» **INPUT**:
☆ ☆ ☆ ☆

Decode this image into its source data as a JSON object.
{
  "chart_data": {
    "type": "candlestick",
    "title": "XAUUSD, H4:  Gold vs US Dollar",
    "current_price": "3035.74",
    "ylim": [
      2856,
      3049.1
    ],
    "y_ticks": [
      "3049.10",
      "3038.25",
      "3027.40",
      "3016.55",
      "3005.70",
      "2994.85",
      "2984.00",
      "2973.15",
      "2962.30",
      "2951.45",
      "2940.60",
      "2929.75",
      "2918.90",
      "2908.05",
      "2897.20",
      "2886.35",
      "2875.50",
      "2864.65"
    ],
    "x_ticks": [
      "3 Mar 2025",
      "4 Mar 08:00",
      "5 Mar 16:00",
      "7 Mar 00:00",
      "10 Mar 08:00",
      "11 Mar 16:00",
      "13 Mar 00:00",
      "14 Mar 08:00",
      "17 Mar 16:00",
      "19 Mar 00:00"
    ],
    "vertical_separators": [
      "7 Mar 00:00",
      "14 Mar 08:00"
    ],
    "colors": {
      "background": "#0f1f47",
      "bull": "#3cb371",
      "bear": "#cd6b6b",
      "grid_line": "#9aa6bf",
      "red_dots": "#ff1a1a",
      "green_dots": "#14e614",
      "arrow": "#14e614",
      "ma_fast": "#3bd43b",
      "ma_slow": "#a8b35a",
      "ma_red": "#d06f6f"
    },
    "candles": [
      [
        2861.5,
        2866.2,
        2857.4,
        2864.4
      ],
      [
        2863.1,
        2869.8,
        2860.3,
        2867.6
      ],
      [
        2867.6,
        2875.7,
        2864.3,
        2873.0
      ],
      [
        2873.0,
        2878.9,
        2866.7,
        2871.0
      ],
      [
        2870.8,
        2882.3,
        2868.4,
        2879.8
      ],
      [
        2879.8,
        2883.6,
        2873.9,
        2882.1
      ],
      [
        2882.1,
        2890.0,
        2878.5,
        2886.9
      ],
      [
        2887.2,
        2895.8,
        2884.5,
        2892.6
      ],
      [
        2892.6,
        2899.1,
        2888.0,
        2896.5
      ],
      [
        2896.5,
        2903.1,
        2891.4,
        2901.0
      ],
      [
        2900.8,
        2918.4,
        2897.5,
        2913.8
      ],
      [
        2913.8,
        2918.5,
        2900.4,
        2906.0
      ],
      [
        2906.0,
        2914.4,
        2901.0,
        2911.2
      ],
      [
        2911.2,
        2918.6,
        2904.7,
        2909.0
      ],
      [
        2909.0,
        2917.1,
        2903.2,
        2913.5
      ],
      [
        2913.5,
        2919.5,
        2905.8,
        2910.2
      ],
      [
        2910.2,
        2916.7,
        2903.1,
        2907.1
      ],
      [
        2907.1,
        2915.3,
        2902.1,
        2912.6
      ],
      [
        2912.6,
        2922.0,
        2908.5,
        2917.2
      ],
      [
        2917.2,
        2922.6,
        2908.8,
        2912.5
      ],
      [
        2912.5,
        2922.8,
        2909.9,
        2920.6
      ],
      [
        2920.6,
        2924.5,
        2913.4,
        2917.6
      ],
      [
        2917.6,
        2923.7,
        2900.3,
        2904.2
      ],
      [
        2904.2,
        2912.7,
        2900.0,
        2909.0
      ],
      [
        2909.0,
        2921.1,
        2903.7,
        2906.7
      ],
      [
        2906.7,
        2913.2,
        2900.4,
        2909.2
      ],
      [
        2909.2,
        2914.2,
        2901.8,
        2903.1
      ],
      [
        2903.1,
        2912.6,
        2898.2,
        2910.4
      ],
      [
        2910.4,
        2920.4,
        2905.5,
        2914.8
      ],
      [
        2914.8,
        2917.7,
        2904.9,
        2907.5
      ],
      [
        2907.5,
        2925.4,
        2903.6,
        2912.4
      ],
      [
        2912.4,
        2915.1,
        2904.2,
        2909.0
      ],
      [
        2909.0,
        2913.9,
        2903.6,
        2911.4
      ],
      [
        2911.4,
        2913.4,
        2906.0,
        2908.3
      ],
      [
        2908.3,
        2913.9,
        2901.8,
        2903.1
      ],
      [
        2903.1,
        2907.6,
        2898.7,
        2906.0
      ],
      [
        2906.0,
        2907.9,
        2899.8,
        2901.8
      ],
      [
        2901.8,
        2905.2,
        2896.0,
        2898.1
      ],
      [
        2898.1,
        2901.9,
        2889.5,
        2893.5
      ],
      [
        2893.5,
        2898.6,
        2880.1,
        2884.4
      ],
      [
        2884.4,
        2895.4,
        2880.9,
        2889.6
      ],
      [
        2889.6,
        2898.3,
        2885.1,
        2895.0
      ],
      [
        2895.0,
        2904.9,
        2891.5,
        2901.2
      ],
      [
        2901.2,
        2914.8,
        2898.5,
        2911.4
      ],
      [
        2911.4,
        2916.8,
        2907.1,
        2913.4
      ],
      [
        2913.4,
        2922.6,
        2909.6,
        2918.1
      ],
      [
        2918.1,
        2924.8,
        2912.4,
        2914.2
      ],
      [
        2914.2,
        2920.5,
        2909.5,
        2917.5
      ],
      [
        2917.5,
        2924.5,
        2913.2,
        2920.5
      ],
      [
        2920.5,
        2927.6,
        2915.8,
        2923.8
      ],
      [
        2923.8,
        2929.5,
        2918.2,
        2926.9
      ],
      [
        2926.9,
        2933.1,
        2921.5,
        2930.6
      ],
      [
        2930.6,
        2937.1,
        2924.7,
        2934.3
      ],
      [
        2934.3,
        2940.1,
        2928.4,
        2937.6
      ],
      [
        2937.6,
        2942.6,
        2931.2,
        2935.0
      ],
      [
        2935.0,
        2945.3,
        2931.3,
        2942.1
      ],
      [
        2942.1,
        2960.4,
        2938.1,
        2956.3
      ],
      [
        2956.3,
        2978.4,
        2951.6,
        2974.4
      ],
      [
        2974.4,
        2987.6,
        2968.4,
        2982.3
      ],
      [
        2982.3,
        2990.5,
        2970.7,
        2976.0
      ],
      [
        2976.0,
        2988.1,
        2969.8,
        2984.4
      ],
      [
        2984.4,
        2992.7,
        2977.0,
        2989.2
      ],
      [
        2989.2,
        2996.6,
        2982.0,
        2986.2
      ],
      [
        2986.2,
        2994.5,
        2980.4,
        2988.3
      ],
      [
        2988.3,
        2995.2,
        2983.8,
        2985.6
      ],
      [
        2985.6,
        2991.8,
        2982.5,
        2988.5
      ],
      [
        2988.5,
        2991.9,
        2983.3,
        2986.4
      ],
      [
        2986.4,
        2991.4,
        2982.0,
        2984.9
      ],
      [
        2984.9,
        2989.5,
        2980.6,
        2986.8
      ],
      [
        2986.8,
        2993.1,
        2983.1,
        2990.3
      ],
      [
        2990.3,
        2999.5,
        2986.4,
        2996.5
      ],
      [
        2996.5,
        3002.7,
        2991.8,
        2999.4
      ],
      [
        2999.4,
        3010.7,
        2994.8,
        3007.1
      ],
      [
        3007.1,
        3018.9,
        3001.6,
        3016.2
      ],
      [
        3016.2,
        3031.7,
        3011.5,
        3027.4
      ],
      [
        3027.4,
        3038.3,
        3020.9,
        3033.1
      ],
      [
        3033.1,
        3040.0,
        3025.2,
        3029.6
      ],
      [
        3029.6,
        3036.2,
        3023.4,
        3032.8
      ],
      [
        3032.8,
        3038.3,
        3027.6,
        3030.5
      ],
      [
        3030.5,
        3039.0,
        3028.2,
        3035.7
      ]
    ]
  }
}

☆ ☆ ☆ ☆

» **BRIEF**:
Transcribe the data. Leave every line exactly as it is.

» **RESULT FOR THIS EXERCISE**:
Decode this image into its source data as a JSON object.
{
  "chart_data": {
    "type": "candlestick",
    "title": "XAUUSD, H4:  Gold vs US Dollar",
    "current_price": "3035.74",
    "ylim": [
      2856,
      3049.1
    ],
    "y_ticks": [
      "3049.10",
      "3038.25",
      "3027.40",
      "3016.55",
      "3005.70",
      "2994.85",
      "2984.00",
      "2973.15",
      "2962.30",
      "2951.45",
      "2940.60",
      "2929.75",
      "2918.90",
      "2908.05",
      "2897.20",
      "2886.35",
      "2875.50",
      "2864.65"
    ],
    "x_ticks": [
      "3 Mar 2025",
      "4 Mar 08:00",
      "5 Mar 16:00",
      "7 Mar 00:00",
      "10 Mar 08:00",
      "11 Mar 16:00",
      "13 Mar 00:00",
      "14 Mar 08:00",
      "17 Mar 16:00",
      "19 Mar 00:00"
    ],
    "vertical_separators": [
      "7 Mar 00:00",
      "14 Mar 08:00"
    ],
    "colors": {
      "background": "#0f1f47",
      "bull": "#3cb371",
      "bear": "#cd6b6b",
      "grid_line": "#9aa6bf",
      "red_dots": "#ff1a1a",
      "green_dots": "#14e614",
      "arrow": "#14e614",
      "ma_fast": "#3bd43b",
      "ma_slow": "#a8b35a",
      "ma_red": "#d06f6f"
    },
    "candles": [
      [
        2861.5,
        2866.2,
        2857.4,
        2864.4
      ],
      [
        2863.1,
        2869.8,
        2860.3,
        2867.6
      ],
      [
        2867.6,
        2875.7,
        2864.3,
        2873.0
      ],
      [
        2873.0,
        2878.9,
        2866.7,
        2871.0
      ],
      [
        2870.8,
        2882.3,
        2868.4,
        2879.8
      ],
      [
        2879.8,
        2883.6,
        2873.9,
        2882.1
      ],
      [
        2882.1,
        2890.0,
        2878.5,
        2886.9
      ],
      [
        2887.2,
        2895.8,
        2884.5,
        2892.6
      ],
      [
        2892.6,
        2899.1,
        2888.0,
        2896.5
      ],
      [
        2896.5,
        2903.1,
        2891.4,
        2901.0
      ],
      [
        2900.8,
        2918.4,
        2897.5,
        2913.8
      ],
      [
        2913.8,
        2918.5,
        2900.4,
        2906.0
      ],
      [
        2906.0,
        2914.4,
        2901.0,
        2911.2
      ],
      [
        2911.2,
        2918.6,
        2904.7,
        2909.0
      ],
      [
        2909.0,
        2917.1,
        2903.2,
        2913.5
      ],
      [
        2913.5,
        2919.5,
        2905.8,
        2910.2
      ],
      [
        2910.2,
        2916.7,
        2903.1,
        2907.1
      ],
      [
        2907.1,
        2915.3,
        2902.1,
        2912.6
      ],
      [
        2912.6,
        2922.0,
        2908.5,
        2917.2
      ],
      [
        2917.2,
        2922.6,
        2908.8,
        2912.5
      ],
      [
        2912.5,
        2922.8,
        2909.9,
        2920.6
      ],
      [
        2920.6,
        2924.5,
        2913.4,
        2917.6
      ],
      [
        2917.6,
        2923.7,
        2900.3,
        2904.2
      ],
      [
        2904.2,
        2912.7,
        2900.0,
        2909.0
      ],
      [
        2909.0,
        2921.1,
        2903.7,
        2906.7
      ],
      [
        2906.7,
        2913.2,
        2900.4,
        2909.2
      ],
      [
        2909.2,
        2914.2,
        2901.8,
        2903.1
      ],
      [
        2903.1,
        2912.6,
        2898.2,
        2910.4
      ],
      [
        2910.4,
        2920.4,
        2905.5,
        2914.8
      ],
      [
        2914.8,
        2917.7,
        2904.9,
        2907.5
      ],
      [
        2907.5,
        2925.4,
        2903.6,
        2912.4
      ],
      [
        2912.4,
        2915.1,
        2904.2,
        2909.0
      ],
      [
        2909.0,
        2913.9,
        2903.6,
        2911.4
      ],
      [
        2911.4,
        2913.4,
        2906.0,
        2908.3
      ],
      [
        2908.3,
        2913.9,
        2901.8,
        2903.1
      ],
      [
        2903.1,
        2907.6,
        2898.7,
        2906.0
      ],
      [
        2906.0,
        2907.9,
        2899.8,
        2901.8
      ],
      [
        2901.8,
        2905.2,
        2896.0,
        2898.1
      ],
      [
        2898.1,
        2901.9,
        2889.5,
        2893.5
      ],
      [
        2893.5,
        2898.6,
        2880.1,
        2884.4
      ],
      [
        2884.4,
        2895.4,
        2880.9,
        2889.6
      ],
      [
        2889.6,
        2898.3,
        2885.1,
        2895.0
      ],
      [
        2895.0,
        2904.9,
        2891.5,
        2901.2
      ],
      [
        2901.2,
        2914.8,
        2898.5,
        2911.4
      ],
      [
        2911.4,
        2916.8,
        2907.1,
        2913.4
      ],
      [
        2913.4,
        2922.6,
        2909.6,
        2918.1
      ],
      [
        2918.1,
        2924.8,
        2912.4,
        2914.2
      ],
      [
        2914.2,
        2920.5,
        2909.5,
        2917.5
      ],
      [
        2917.5,
        2924.5,
        2913.2,
        2920.5
      ],
      [
        2920.5,
        2927.6,
        2915.8,
        2923.8
      ],
      [
        2923.8,
        2929.5,
        2918.2,
        2926.9
      ],
      [
        2926.9,
        2933.1,
        2921.5,
        2930.6
      ],
      [
        2930.6,
        2937.1,
        2924.7,
        2934.3
      ],
      [
        2934.3,
        2940.1,
        2928.4,
        2937.6
      ],
      [
        2937.6,
        2942.6,
        2931.2,
        2935.0
      ],
      [
        2935.0,
        2945.3,
        2931.3,
        2942.1
      ],
      [
        2942.1,
        2960.4,
        2938.1,
        2956.3
      ],
      [
        2956.3,
        2978.4,
        2951.6,
        2974.4
      ],
      [
        2974.4,
        2987.6,
        2968.4,
        2982.3
      ],
      [
        2982.3,
        2990.5,
        2970.7,
        2976.0
      ],
      [
        2976.0,
        2988.1,
        2969.8,
        2984.4
      ],
      [
        2984.4,
        2992.7,
        2977.0,
        2989.2
      ],
      [
        2989.2,
        2996.6,
        2982.0,
        2986.2
      ],
      [
        2986.2,
        2994.5,
        2980.4,
        2988.3
      ],
      [
        2988.3,
        2995.2,
        2983.8,
        2985.6
      ],
      [
        2985.6,
        2991.8,
        2982.5,
        2988.5
      ],
      [
        2988.5,
        2991.9,
        2983.3,
        2986.4
      ],
      [
        2986.4,
        2991.4,
        2982.0,
        2984.9
      ],
      [
        2984.9,
        2989.5,
        2980.6,
        2986.8
      ],
      [
        2986.8,
        2993.1,
        2983.1,
        2990.3
      ],
      [
        2990.3,
        2999.5,
        2986.4,
        2996.5
      ],
      [
        2996.5,
        3002.7,
        2991.8,
        2999.4
      ],
      [
        2999.4,
        3010.7,
        2994.8,
        3007.1
      ],
      [
        3007.1,
        3018.9,
        3001.6,
        3016.2
      ],
      [
        3016.2,
        3031.7,
        3011.5,
        3027.4
      ],
      [
        3027.4,
        3038.3,
        3020.9,
        3033.1
      ],
      [
        3033.1,
        3040.0,
        3025.2,
        3029.6
      ],
      [
        3029.6,
        3036.2,
        3023.4,
        3032.8
      ],
      [
        3032.8,
        3038.3,
        3027.6,
        3030.5
      ],
      [
        3030.5,
        3039.0,
        3028.2,
        3035.7
      ]
    ]
  }
}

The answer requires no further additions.